ENUNCIADO DEL EJERCICIO
Copie línea por línea, sin ningún cambio, todo el ítem que figura a continuación, pero omita la imagen en su respuesta.

******

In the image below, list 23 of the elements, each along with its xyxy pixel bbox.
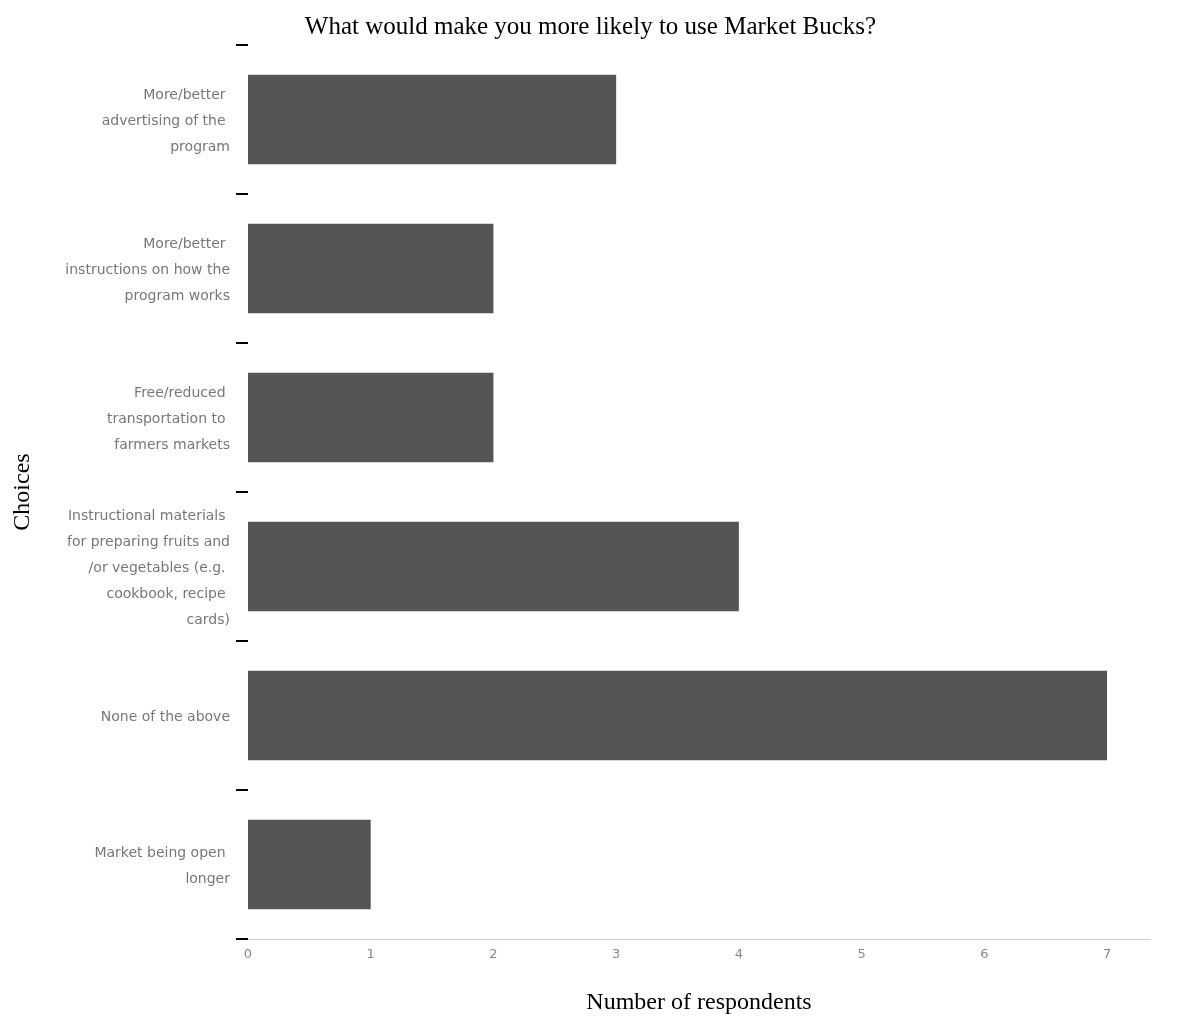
y-tick-label: More/better advertising of the program (101, 85, 230, 154)
x-tick-label: 7 (1102, 946, 1112, 961)
x-tick-label: 3 (612, 946, 621, 961)
bar (248, 372, 494, 463)
x-tick-label: 5 (857, 946, 866, 961)
x-tick-label: 2 (489, 946, 498, 961)
bar (248, 223, 494, 314)
y-tick-label: Market being open longer (94, 843, 231, 886)
y-axis-title: Choices (8, 453, 34, 531)
bar (248, 521, 739, 612)
y-tick-label: None of the above (100, 707, 230, 724)
bar (248, 74, 617, 165)
x-tick-label: 6 (980, 946, 989, 961)
y-tick-label: More/better instructions on how the program works (65, 234, 230, 303)
x-tick-label: 0 (243, 946, 253, 961)
chart-title: What would make you more likely to use Market Bucks? (304, 12, 877, 39)
y-tick-label: Free/reduced transportation to farmers markets (106, 383, 230, 452)
x-tick-label: 1 (366, 946, 375, 961)
y-tick-label: Instructional materials for preparing fruits and/or vegetables (e.g. cookbook, recipe cards) (67, 506, 230, 627)
bar (248, 670, 1108, 761)
x-axis-title: Number of respondents (586, 988, 812, 1014)
bar (248, 819, 371, 910)
x-tick-label: 4 (734, 946, 744, 961)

******

SOLUCIÓN PROPUESTA
In the image below, list 23 of the elements, each along with its xyxy pixel bbox.
y-tick-label: More/better advertising of the program (101, 85, 230, 154)
x-tick-label: 7 (1102, 946, 1112, 961)
x-tick-label: 3 (612, 946, 621, 961)
bar (248, 372, 494, 463)
x-tick-label: 5 (857, 946, 866, 961)
x-tick-label: 2 (489, 946, 498, 961)
bar (248, 223, 494, 314)
y-tick-label: Market being open longer (94, 843, 231, 886)
y-axis-title: Choices (8, 453, 34, 531)
bar (248, 521, 739, 612)
y-tick-label: None of the above (100, 707, 230, 724)
bar (248, 74, 617, 165)
x-tick-label: 6 (980, 946, 989, 961)
y-tick-label: More/better instructions on how the program works (65, 234, 230, 303)
x-tick-label: 0 (243, 946, 253, 961)
chart-title: What would make you more likely to use Market Bucks? (304, 12, 877, 39)
y-tick-label: Free/reduced transportation to farmers markets (106, 383, 230, 452)
x-tick-label: 1 (366, 946, 375, 961)
y-tick-label: Instructional materials for preparing fruits and/or vegetables (e.g. cookbook, recipe cards) (67, 506, 230, 627)
bar (248, 670, 1108, 761)
x-axis-title: Number of respondents (586, 988, 812, 1014)
bar (248, 819, 371, 910)
x-tick-label: 4 (734, 946, 744, 961)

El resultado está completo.